▶ _The exercise_: Show every line in the records below that contains the word "USDJPY".

##### Records for this exercise

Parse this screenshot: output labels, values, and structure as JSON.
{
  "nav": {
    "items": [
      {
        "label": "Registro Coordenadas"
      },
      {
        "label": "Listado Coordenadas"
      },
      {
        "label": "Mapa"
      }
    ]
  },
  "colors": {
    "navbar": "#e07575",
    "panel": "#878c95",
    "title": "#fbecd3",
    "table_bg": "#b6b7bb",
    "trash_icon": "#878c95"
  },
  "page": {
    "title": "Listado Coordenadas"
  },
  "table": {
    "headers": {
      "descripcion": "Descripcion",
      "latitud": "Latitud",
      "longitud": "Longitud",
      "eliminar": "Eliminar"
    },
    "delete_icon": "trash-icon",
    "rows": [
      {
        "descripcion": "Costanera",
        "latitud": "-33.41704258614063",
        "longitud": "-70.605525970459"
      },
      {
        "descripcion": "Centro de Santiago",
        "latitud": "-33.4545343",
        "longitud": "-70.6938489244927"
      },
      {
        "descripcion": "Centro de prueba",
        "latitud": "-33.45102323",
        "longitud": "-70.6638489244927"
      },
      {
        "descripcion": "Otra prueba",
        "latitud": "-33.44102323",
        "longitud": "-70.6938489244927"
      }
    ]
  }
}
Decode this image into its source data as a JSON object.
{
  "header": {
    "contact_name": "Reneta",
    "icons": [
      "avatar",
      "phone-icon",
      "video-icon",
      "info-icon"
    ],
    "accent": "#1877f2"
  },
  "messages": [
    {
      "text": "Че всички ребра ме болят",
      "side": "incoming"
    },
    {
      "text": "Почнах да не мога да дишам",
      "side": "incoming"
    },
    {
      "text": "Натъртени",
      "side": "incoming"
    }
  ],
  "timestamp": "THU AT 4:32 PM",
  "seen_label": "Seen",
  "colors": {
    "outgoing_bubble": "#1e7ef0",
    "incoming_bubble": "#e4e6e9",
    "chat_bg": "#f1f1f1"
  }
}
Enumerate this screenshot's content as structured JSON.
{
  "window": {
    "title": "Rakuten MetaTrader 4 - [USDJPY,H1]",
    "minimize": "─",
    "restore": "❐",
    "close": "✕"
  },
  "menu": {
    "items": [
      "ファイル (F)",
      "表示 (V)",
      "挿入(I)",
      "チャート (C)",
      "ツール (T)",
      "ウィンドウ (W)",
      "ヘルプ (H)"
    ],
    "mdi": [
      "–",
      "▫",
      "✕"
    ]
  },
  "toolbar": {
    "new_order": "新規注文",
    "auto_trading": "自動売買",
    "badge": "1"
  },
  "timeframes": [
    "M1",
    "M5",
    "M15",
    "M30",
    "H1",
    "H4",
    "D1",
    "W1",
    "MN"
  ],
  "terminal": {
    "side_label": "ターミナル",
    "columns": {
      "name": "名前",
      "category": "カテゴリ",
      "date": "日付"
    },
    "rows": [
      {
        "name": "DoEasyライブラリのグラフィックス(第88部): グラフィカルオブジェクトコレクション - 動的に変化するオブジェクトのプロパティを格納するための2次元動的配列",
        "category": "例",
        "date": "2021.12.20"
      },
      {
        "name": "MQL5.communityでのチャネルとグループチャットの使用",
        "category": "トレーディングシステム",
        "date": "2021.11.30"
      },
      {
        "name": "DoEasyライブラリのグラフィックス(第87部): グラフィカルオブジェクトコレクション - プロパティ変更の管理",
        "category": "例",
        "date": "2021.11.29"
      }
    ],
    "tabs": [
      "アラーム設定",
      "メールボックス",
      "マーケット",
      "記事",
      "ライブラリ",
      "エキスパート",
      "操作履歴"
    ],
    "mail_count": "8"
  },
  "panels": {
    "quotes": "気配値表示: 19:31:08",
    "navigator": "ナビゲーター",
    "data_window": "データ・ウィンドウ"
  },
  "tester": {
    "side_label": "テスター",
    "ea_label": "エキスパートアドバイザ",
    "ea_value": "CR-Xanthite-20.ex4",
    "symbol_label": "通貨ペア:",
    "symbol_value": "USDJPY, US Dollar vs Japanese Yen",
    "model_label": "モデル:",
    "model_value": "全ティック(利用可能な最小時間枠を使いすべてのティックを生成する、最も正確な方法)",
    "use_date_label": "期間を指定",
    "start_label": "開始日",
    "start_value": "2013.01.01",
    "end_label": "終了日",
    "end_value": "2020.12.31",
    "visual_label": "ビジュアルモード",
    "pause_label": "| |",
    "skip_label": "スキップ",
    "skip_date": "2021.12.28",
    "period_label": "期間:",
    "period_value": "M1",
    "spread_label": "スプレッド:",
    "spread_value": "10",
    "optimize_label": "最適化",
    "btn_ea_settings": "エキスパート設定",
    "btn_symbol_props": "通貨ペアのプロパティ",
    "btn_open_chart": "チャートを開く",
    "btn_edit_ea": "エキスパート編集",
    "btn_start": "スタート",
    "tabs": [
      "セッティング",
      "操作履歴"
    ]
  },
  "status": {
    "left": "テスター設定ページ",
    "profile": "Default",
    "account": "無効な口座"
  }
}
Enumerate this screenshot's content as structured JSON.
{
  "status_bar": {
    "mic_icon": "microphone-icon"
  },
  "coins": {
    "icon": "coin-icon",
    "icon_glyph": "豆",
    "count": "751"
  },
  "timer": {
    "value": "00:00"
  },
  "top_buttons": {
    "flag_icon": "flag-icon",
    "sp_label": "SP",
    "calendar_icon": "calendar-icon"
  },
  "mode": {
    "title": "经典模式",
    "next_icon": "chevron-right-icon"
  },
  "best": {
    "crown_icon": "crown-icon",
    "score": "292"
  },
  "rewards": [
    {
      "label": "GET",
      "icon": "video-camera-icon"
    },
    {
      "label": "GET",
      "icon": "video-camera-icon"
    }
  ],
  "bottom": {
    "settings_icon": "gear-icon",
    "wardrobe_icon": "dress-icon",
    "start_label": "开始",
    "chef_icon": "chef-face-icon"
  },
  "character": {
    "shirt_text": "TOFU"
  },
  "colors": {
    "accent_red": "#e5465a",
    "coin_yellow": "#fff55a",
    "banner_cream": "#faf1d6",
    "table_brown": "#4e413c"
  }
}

##########

▶ _Answer for the task_:
    "title": "Rakuten MetaTrader 4 - [USDJPY,H1]",
    "symbol_value": "USDJPY, US Dollar vs Japanese Yen",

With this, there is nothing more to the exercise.